**Task requirements**. Go through the entries and say how many lines contain the string "Lymph". The number is the whole answer.

**Supplied information**.
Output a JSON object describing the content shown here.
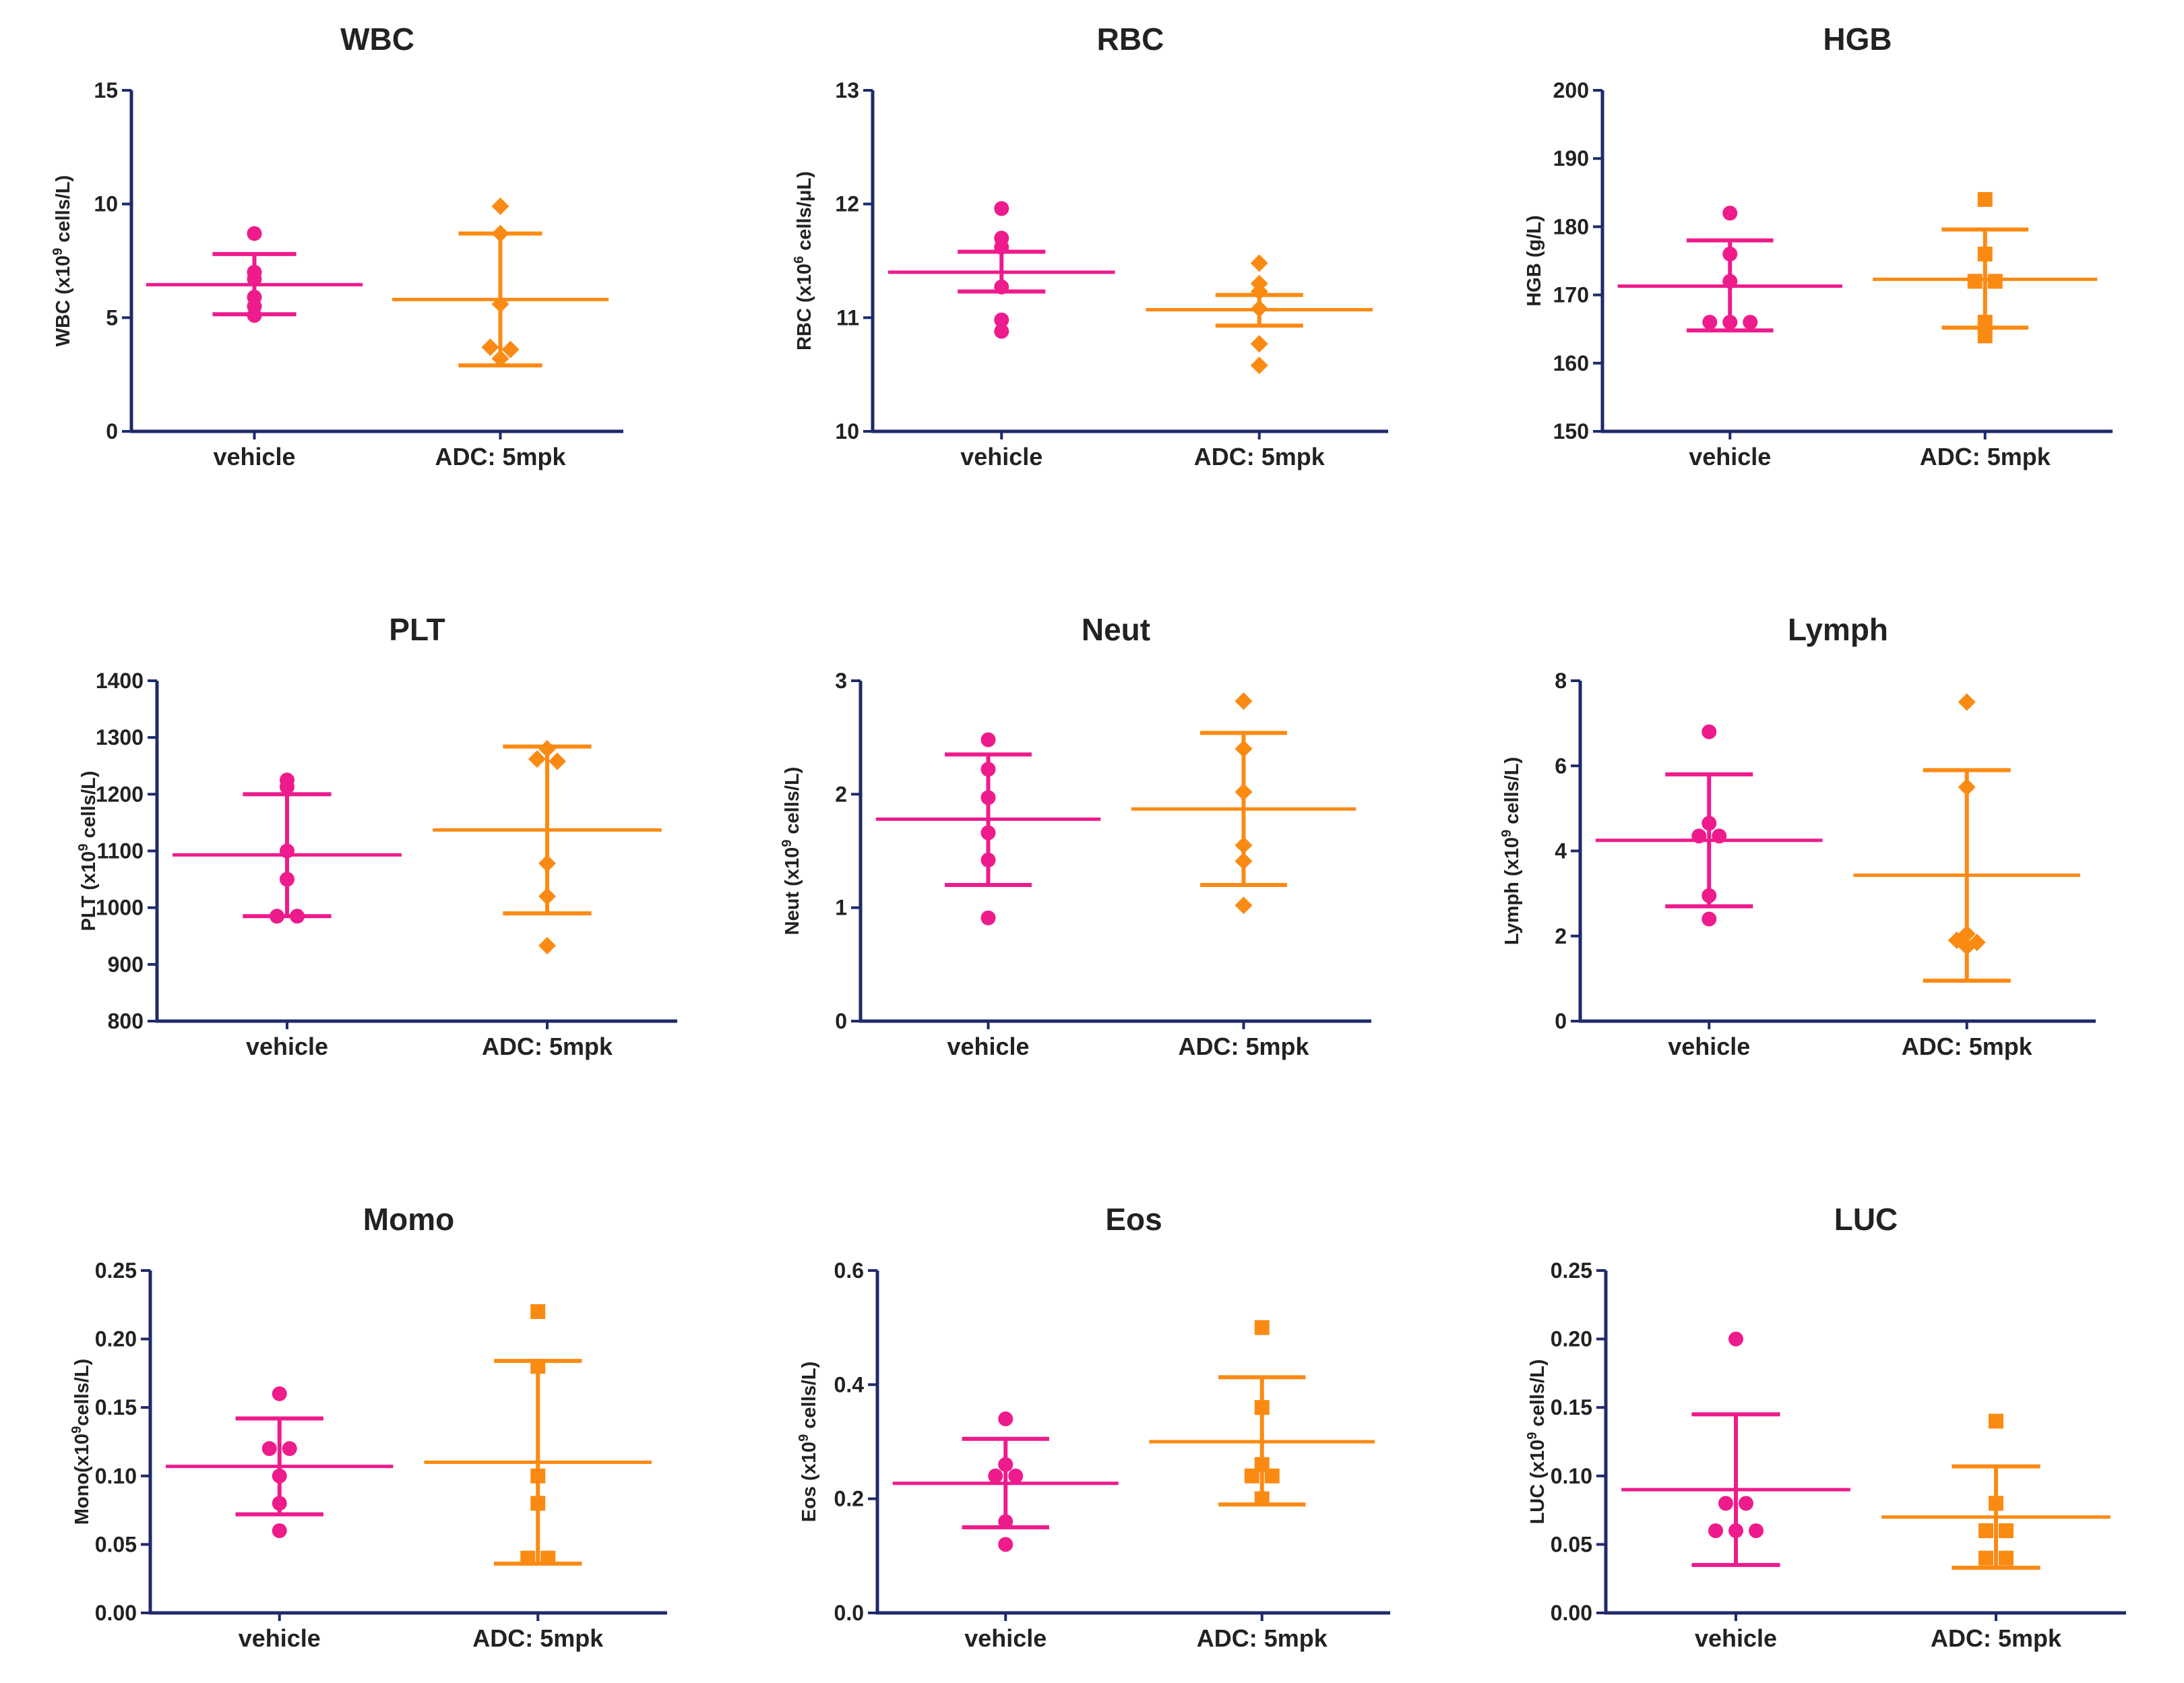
{
  "chart_data": [
    {
      "type": "scatter",
      "title": "WBC",
      "ylabel": "WBC (x10<sup>9</sup> cells/L)",
      "ylim": [
        0,
        15
      ],
      "yticks": [
        0,
        5,
        10,
        15
      ],
      "ytick_labels": [
        "0",
        "5",
        "10",
        "15"
      ],
      "categories": [
        "vehicle",
        "ADC: 5mpk"
      ],
      "series": [
        {
          "name": "vehicle",
          "color": "#ee1b8c",
          "marker": "circle",
          "values": [
            8.7,
            7.0,
            6.7,
            5.9,
            5.5,
            5.1
          ],
          "mean": 6.45,
          "sd_low": 5.15,
          "sd_high": 7.8
        },
        {
          "name": "ADC: 5mpk",
          "color": "#fb8a13",
          "marker": "diamond",
          "values": [
            9.9,
            8.7,
            5.6,
            3.7,
            3.6,
            3.2
          ],
          "mean": 5.8,
          "sd_low": 2.9,
          "sd_high": 8.7
        }
      ]
    },
    {
      "type": "scatter",
      "title": "RBC",
      "ylabel": "RBC (x10<sup>6</sup> cells/μL)",
      "ylim": [
        10,
        13
      ],
      "yticks": [
        10,
        11,
        12,
        13
      ],
      "ytick_labels": [
        "10",
        "11",
        "12",
        "13"
      ],
      "categories": [
        "vehicle",
        "ADC: 5mpk"
      ],
      "series": [
        {
          "name": "vehicle",
          "color": "#ee1b8c",
          "marker": "circle",
          "values": [
            11.96,
            11.7,
            11.62,
            11.27,
            10.98,
            10.88
          ],
          "mean": 11.4,
          "sd_low": 11.23,
          "sd_high": 11.58
        },
        {
          "name": "ADC: 5mpk",
          "color": "#fb8a13",
          "marker": "diamond",
          "values": [
            11.48,
            11.3,
            11.23,
            11.08,
            10.77,
            10.58
          ],
          "mean": 11.07,
          "sd_low": 10.93,
          "sd_high": 11.2
        }
      ]
    },
    {
      "type": "scatter",
      "title": "HGB",
      "ylabel": "HGB (g/L)",
      "ylim": [
        150,
        200
      ],
      "yticks": [
        150,
        160,
        170,
        180,
        190,
        200
      ],
      "ytick_labels": [
        "150",
        "160",
        "170",
        "180",
        "190",
        "200"
      ],
      "categories": [
        "vehicle",
        "ADC: 5mpk"
      ],
      "series": [
        {
          "name": "vehicle",
          "color": "#ee1b8c",
          "marker": "circle",
          "values": [
            182,
            176,
            172,
            166,
            166,
            166
          ],
          "mean": 171.3,
          "sd_low": 164.8,
          "sd_high": 178
        },
        {
          "name": "ADC: 5mpk",
          "color": "#fb8a13",
          "marker": "square",
          "values": [
            184,
            176,
            172,
            172,
            166,
            164
          ],
          "mean": 172.3,
          "sd_low": 165.2,
          "sd_high": 179.6
        }
      ]
    },
    {
      "type": "scatter",
      "title": "PLT",
      "ylabel": "PLT (x10<sup>9</sup> cells/L)",
      "ylim": [
        800,
        1400
      ],
      "yticks": [
        800,
        900,
        1000,
        1100,
        1200,
        1300,
        1400
      ],
      "ytick_labels": [
        "800",
        "900",
        "1000",
        "1100",
        "1200",
        "1300",
        "1400"
      ],
      "categories": [
        "vehicle",
        "ADC: 5mpk"
      ],
      "series": [
        {
          "name": "vehicle",
          "color": "#ee1b8c",
          "marker": "circle",
          "values": [
            1225,
            1213,
            1100,
            1050,
            985,
            985
          ],
          "mean": 1093,
          "sd_low": 985,
          "sd_high": 1200
        },
        {
          "name": "ADC: 5mpk",
          "color": "#fb8a13",
          "marker": "diamond",
          "values": [
            1280,
            1262,
            1258,
            1078,
            1020,
            933
          ],
          "mean": 1137,
          "sd_low": 990,
          "sd_high": 1284
        }
      ]
    },
    {
      "type": "scatter",
      "title": "Neut",
      "ylabel": "Neut (x10<sup>9</sup> cells/L)",
      "ylim": [
        0,
        3
      ],
      "yticks": [
        0,
        1,
        2,
        3
      ],
      "ytick_labels": [
        "0",
        "1",
        "2",
        "3"
      ],
      "categories": [
        "vehicle",
        "ADC: 5mpk"
      ],
      "series": [
        {
          "name": "vehicle",
          "color": "#ee1b8c",
          "marker": "circle",
          "values": [
            2.48,
            2.22,
            1.97,
            1.66,
            1.42,
            0.91
          ],
          "mean": 1.78,
          "sd_low": 1.2,
          "sd_high": 2.35
        },
        {
          "name": "ADC: 5mpk",
          "color": "#fb8a13",
          "marker": "diamond",
          "values": [
            2.82,
            2.4,
            2.02,
            1.55,
            1.41,
            1.02
          ],
          "mean": 1.87,
          "sd_low": 1.2,
          "sd_high": 2.54
        }
      ]
    },
    {
      "type": "scatter",
      "title": "Lymph",
      "ylabel": "Lymph (x10<sup>9</sup> cells/L)",
      "ylim": [
        0,
        8
      ],
      "yticks": [
        0,
        2,
        4,
        6,
        8
      ],
      "ytick_labels": [
        "0",
        "2",
        "4",
        "6",
        "8"
      ],
      "categories": [
        "vehicle",
        "ADC: 5mpk"
      ],
      "series": [
        {
          "name": "vehicle",
          "color": "#ee1b8c",
          "marker": "circle",
          "values": [
            6.8,
            4.65,
            4.35,
            4.35,
            2.95,
            2.4
          ],
          "mean": 4.25,
          "sd_low": 2.7,
          "sd_high": 5.8
        },
        {
          "name": "ADC: 5mpk",
          "color": "#fb8a13",
          "marker": "diamond",
          "values": [
            7.5,
            5.5,
            2.05,
            1.9,
            1.85,
            1.75
          ],
          "mean": 3.43,
          "sd_low": 0.95,
          "sd_high": 5.9
        }
      ]
    },
    {
      "type": "scatter",
      "title": "Momo",
      "ylabel": "Mono(x10<sup>9</sup>cells/L)",
      "ylim": [
        0,
        0.25
      ],
      "yticks": [
        0,
        0.05,
        0.1,
        0.15,
        0.2,
        0.25
      ],
      "ytick_labels": [
        "0.00",
        "0.05",
        "0.10",
        "0.15",
        "0.20",
        "0.25"
      ],
      "categories": [
        "vehicle",
        "ADC: 5mpk"
      ],
      "series": [
        {
          "name": "vehicle",
          "color": "#ee1b8c",
          "marker": "circle",
          "values": [
            0.16,
            0.12,
            0.12,
            0.1,
            0.08,
            0.06
          ],
          "mean": 0.107,
          "sd_low": 0.072,
          "sd_high": 0.142
        },
        {
          "name": "ADC: 5mpk",
          "color": "#fb8a13",
          "marker": "square",
          "values": [
            0.22,
            0.18,
            0.1,
            0.08,
            0.04,
            0.04
          ],
          "mean": 0.11,
          "sd_low": 0.036,
          "sd_high": 0.184
        }
      ]
    },
    {
      "type": "scatter",
      "title": "Eos",
      "ylabel": "Eos (x10<sup>9</sup> cells/L)",
      "ylim": [
        0,
        0.6
      ],
      "yticks": [
        0,
        0.2,
        0.4,
        0.6
      ],
      "ytick_labels": [
        "0.0",
        "0.2",
        "0.4",
        "0.6"
      ],
      "categories": [
        "vehicle",
        "ADC: 5mpk"
      ],
      "series": [
        {
          "name": "vehicle",
          "color": "#ee1b8c",
          "marker": "circle",
          "values": [
            0.34,
            0.26,
            0.24,
            0.24,
            0.16,
            0.12
          ],
          "mean": 0.227,
          "sd_low": 0.15,
          "sd_high": 0.305
        },
        {
          "name": "ADC: 5mpk",
          "color": "#fb8a13",
          "marker": "square",
          "values": [
            0.5,
            0.36,
            0.26,
            0.24,
            0.24,
            0.2
          ],
          "mean": 0.3,
          "sd_low": 0.19,
          "sd_high": 0.413
        }
      ]
    },
    {
      "type": "scatter",
      "title": "LUC",
      "ylabel": "LUC (x10<sup>9</sup> cells/L)",
      "ylim": [
        0,
        0.25
      ],
      "yticks": [
        0,
        0.05,
        0.1,
        0.15,
        0.2,
        0.25
      ],
      "ytick_labels": [
        "0.00",
        "0.05",
        "0.10",
        "0.15",
        "0.20",
        "0.25"
      ],
      "categories": [
        "vehicle",
        "ADC: 5mpk"
      ],
      "series": [
        {
          "name": "vehicle",
          "color": "#ee1b8c",
          "marker": "circle",
          "values": [
            0.2,
            0.08,
            0.08,
            0.06,
            0.06,
            0.06
          ],
          "mean": 0.09,
          "sd_low": 0.035,
          "sd_high": 0.145
        },
        {
          "name": "ADC: 5mpk",
          "color": "#fb8a13",
          "marker": "square",
          "values": [
            0.14,
            0.08,
            0.06,
            0.06,
            0.04,
            0.04
          ],
          "mean": 0.07,
          "sd_low": 0.033,
          "sd_high": 0.107
        }
      ]
    }
  ]
}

**Exercise output**. 2